■ **Exercise brief**:
Each entry should be quoted word for word, including every mark of punctuation.

■ **Input for this task**:
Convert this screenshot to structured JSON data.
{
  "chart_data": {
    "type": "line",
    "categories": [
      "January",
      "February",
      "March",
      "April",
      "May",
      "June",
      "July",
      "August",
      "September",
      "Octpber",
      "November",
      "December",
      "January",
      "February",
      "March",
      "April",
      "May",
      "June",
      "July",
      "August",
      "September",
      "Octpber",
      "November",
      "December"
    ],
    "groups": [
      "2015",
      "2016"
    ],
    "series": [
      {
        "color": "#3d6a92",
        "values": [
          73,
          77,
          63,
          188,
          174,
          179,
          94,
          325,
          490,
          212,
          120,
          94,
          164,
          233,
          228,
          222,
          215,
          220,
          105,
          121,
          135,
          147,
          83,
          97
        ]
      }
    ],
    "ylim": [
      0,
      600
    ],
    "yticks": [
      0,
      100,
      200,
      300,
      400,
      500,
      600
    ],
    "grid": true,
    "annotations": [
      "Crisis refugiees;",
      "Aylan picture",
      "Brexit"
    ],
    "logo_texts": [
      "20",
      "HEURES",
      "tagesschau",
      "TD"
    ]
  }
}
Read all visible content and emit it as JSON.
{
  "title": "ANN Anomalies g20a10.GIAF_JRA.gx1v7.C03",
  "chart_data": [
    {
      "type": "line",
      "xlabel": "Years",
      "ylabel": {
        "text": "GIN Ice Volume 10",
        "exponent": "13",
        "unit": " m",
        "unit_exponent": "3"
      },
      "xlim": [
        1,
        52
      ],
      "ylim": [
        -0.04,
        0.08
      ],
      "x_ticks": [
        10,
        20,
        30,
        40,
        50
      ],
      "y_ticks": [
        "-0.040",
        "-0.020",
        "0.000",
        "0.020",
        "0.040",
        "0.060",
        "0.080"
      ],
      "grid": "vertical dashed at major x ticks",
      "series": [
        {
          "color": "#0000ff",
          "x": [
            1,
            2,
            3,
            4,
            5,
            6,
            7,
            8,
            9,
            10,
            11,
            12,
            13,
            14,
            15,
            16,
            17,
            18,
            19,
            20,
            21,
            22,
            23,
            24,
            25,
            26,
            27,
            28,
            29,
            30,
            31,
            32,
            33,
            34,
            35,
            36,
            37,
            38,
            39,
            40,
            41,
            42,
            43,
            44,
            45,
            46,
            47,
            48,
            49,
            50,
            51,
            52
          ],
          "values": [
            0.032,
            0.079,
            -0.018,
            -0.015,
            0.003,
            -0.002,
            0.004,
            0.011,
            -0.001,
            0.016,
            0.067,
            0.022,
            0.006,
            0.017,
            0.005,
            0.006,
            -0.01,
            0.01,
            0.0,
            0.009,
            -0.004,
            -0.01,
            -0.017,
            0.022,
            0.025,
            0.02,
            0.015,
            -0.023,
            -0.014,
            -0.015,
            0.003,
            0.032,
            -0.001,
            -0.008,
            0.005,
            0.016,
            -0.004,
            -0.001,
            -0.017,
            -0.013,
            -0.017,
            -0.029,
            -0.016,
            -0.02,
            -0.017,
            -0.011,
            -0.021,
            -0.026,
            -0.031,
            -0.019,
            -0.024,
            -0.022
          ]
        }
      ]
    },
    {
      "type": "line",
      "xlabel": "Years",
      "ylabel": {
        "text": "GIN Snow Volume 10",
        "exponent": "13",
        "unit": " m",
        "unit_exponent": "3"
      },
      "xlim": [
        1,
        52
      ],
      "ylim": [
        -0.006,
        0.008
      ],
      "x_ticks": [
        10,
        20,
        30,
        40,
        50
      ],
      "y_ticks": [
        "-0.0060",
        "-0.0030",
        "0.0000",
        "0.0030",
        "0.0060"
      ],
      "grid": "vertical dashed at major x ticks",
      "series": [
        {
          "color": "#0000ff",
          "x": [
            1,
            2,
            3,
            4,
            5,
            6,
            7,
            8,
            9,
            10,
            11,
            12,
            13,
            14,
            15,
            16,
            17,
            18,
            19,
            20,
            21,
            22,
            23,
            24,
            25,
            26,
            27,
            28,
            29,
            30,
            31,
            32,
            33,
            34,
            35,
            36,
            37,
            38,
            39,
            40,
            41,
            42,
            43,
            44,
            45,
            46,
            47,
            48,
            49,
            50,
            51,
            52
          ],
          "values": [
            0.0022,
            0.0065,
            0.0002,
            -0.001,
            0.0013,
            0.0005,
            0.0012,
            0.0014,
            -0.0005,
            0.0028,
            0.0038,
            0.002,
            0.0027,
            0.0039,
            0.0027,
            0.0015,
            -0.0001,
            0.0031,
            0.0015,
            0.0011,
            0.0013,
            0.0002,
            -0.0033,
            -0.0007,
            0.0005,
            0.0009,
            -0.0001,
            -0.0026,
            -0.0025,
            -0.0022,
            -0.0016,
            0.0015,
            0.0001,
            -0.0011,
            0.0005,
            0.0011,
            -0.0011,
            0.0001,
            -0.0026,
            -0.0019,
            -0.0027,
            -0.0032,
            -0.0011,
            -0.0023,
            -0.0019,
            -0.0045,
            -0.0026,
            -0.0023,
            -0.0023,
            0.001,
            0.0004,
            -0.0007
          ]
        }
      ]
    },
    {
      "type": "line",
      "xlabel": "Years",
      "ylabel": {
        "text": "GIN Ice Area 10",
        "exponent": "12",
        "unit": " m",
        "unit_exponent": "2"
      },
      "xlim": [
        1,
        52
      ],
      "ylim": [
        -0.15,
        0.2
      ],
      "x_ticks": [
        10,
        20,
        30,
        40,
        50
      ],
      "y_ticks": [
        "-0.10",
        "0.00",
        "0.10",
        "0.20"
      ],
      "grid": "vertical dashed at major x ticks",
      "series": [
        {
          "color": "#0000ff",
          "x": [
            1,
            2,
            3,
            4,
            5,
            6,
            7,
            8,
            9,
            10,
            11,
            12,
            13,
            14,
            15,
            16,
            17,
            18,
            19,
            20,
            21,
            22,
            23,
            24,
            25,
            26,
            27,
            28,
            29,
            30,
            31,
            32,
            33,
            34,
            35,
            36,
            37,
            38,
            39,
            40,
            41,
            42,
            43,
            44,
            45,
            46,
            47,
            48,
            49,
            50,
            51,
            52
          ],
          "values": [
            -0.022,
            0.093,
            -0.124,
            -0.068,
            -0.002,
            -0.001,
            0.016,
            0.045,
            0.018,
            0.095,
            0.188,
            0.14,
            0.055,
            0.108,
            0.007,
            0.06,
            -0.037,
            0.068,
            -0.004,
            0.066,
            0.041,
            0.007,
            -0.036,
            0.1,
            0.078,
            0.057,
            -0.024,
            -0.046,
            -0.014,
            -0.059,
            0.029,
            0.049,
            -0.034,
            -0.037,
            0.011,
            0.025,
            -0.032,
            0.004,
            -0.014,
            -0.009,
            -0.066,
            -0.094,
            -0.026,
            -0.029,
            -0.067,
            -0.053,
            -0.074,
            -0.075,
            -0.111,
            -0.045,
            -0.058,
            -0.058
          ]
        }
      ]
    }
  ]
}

■ **Reply**:
Convert this screenshot to structured JSON data.
{
  "chart_data": {
    "type": "line",
    "categories": [
      "January",
      "February",
      "March",
      "April",
      "May",
      "June",
      "July",
      "August",
      "September",
      "Octpber",
      "November",
      "December",
      "January",
      "February",
      "March",
      "April",
      "May",
      "June",
      "July",
      "August",
      "September",
      "Octpber",
      "November",
      "December"
    ],
    "groups": [
      "2015",
      "2016"
    ],
    "series": [
      {
        "color": "#3d6a92",
        "values": [
          73,
          77,
          63,
          188,
          174,
          179,
          94,
          325,
          490,
          212,
          120,
          94,
          164,
          233,
          228,
          222,
          215,
          220,
          105,
          121,
          135,
          147,
          83,
          97
        ]
      }
    ],
    "ylim": [
      0,
      600
    ],
    "yticks": [
      0,
      100,
      200,
      300,
      400,
      500,
      600
    ],
    "grid": true,
    "annotations": [
      "Crisis refugiees;",
      "Aylan picture",
      "Brexit"
    ],
    "logo_texts": [
      "20",
      "HEURES",
      "tagesschau",
      "TD"
    ]
  }
}
Read all visible content and emit it as JSON.
{
  "title": "ANN Anomalies g20a10.GIAF_JRA.gx1v7.C03",
  "chart_data": [
    {
      "type": "line",
      "xlabel": "Years",
      "ylabel": {
        "text": "GIN Ice Volume 10",
        "exponent": "13",
        "unit": " m",
        "unit_exponent": "3"
      },
      "xlim": [
        1,
        52
      ],
      "ylim": [
        -0.04,
        0.08
      ],
      "x_ticks": [
        10,
        20,
        30,
        40,
        50
      ],
      "y_ticks": [
        "-0.040",
        "-0.020",
        "0.000",
        "0.020",
        "0.040",
        "0.060",
        "0.080"
      ],
      "grid": "vertical dashed at major x ticks",
      "series": [
        {
          "color": "#0000ff",
          "x": [
            1,
            2,
            3,
            4,
            5,
            6,
            7,
            8,
            9,
            10,
            11,
            12,
            13,
            14,
            15,
            16,
            17,
            18,
            19,
            20,
            21,
            22,
            23,
            24,
            25,
            26,
            27,
            28,
            29,
            30,
            31,
            32,
            33,
            34,
            35,
            36,
            37,
            38,
            39,
            40,
            41,
            42,
            43,
            44,
            45,
            46,
            47,
            48,
            49,
            50,
            51,
            52
          ],
          "values": [
            0.032,
            0.079,
            -0.018,
            -0.015,
            0.003,
            -0.002,
            0.004,
            0.011,
            -0.001,
            0.016,
            0.067,
            0.022,
            0.006,
            0.017,
            0.005,
            0.006,
            -0.01,
            0.01,
            0.0,
            0.009,
            -0.004,
            -0.01,
            -0.017,
            0.022,
            0.025,
            0.02,
            0.015,
            -0.023,
            -0.014,
            -0.015,
            0.003,
            0.032,
            -0.001,
            -0.008,
            0.005,
            0.016,
            -0.004,
            -0.001,
            -0.017,
            -0.013,
            -0.017,
            -0.029,
            -0.016,
            -0.02,
            -0.017,
            -0.011,
            -0.021,
            -0.026,
            -0.031,
            -0.019,
            -0.024,
            -0.022
          ]
        }
      ]
    },
    {
      "type": "line",
      "xlabel": "Years",
      "ylabel": {
        "text": "GIN Snow Volume 10",
        "exponent": "13",
        "unit": " m",
        "unit_exponent": "3"
      },
      "xlim": [
        1,
        52
      ],
      "ylim": [
        -0.006,
        0.008
      ],
      "x_ticks": [
        10,
        20,
        30,
        40,
        50
      ],
      "y_ticks": [
        "-0.0060",
        "-0.0030",
        "0.0000",
        "0.0030",
        "0.0060"
      ],
      "grid": "vertical dashed at major x ticks",
      "series": [
        {
          "color": "#0000ff",
          "x": [
            1,
            2,
            3,
            4,
            5,
            6,
            7,
            8,
            9,
            10,
            11,
            12,
            13,
            14,
            15,
            16,
            17,
            18,
            19,
            20,
            21,
            22,
            23,
            24,
            25,
            26,
            27,
            28,
            29,
            30,
            31,
            32,
            33,
            34,
            35,
            36,
            37,
            38,
            39,
            40,
            41,
            42,
            43,
            44,
            45,
            46,
            47,
            48,
            49,
            50,
            51,
            52
          ],
          "values": [
            0.0022,
            0.0065,
            0.0002,
            -0.001,
            0.0013,
            0.0005,
            0.0012,
            0.0014,
            -0.0005,
            0.0028,
            0.0038,
            0.002,
            0.0027,
            0.0039,
            0.0027,
            0.0015,
            -0.0001,
            0.0031,
            0.0015,
            0.0011,
            0.0013,
            0.0002,
            -0.0033,
            -0.0007,
            0.0005,
            0.0009,
            -0.0001,
            -0.0026,
            -0.0025,
            -0.0022,
            -0.0016,
            0.0015,
            0.0001,
            -0.0011,
            0.0005,
            0.0011,
            -0.0011,
            0.0001,
            -0.0026,
            -0.0019,
            -0.0027,
            -0.0032,
            -0.0011,
            -0.0023,
            -0.0019,
            -0.0045,
            -0.0026,
            -0.0023,
            -0.0023,
            0.001,
            0.0004,
            -0.0007
          ]
        }
      ]
    },
    {
      "type": "line",
      "xlabel": "Years",
      "ylabel": {
        "text": "GIN Ice Area 10",
        "exponent": "12",
        "unit": " m",
        "unit_exponent": "2"
      },
      "xlim": [
        1,
        52
      ],
      "ylim": [
        -0.15,
        0.2
      ],
      "x_ticks": [
        10,
        20,
        30,
        40,
        50
      ],
      "y_ticks": [
        "-0.10",
        "0.00",
        "0.10",
        "0.20"
      ],
      "grid": "vertical dashed at major x ticks",
      "series": [
        {
          "color": "#0000ff",
          "x": [
            1,
            2,
            3,
            4,
            5,
            6,
            7,
            8,
            9,
            10,
            11,
            12,
            13,
            14,
            15,
            16,
            17,
            18,
            19,
            20,
            21,
            22,
            23,
            24,
            25,
            26,
            27,
            28,
            29,
            30,
            31,
            32,
            33,
            34,
            35,
            36,
            37,
            38,
            39,
            40,
            41,
            42,
            43,
            44,
            45,
            46,
            47,
            48,
            49,
            50,
            51,
            52
          ],
          "values": [
            -0.022,
            0.093,
            -0.124,
            -0.068,
            -0.002,
            -0.001,
            0.016,
            0.045,
            0.018,
            0.095,
            0.188,
            0.14,
            0.055,
            0.108,
            0.007,
            0.06,
            -0.037,
            0.068,
            -0.004,
            0.066,
            0.041,
            0.007,
            -0.036,
            0.1,
            0.078,
            0.057,
            -0.024,
            -0.046,
            -0.014,
            -0.059,
            0.029,
            0.049,
            -0.034,
            -0.037,
            0.011,
            0.025,
            -0.032,
            0.004,
            -0.014,
            -0.009,
            -0.066,
            -0.094,
            -0.026,
            -0.029,
            -0.067,
            -0.053,
            -0.074,
            -0.075,
            -0.111,
            -0.045,
            -0.058,
            -0.058
          ]
        }
      ]
    }
  ]
}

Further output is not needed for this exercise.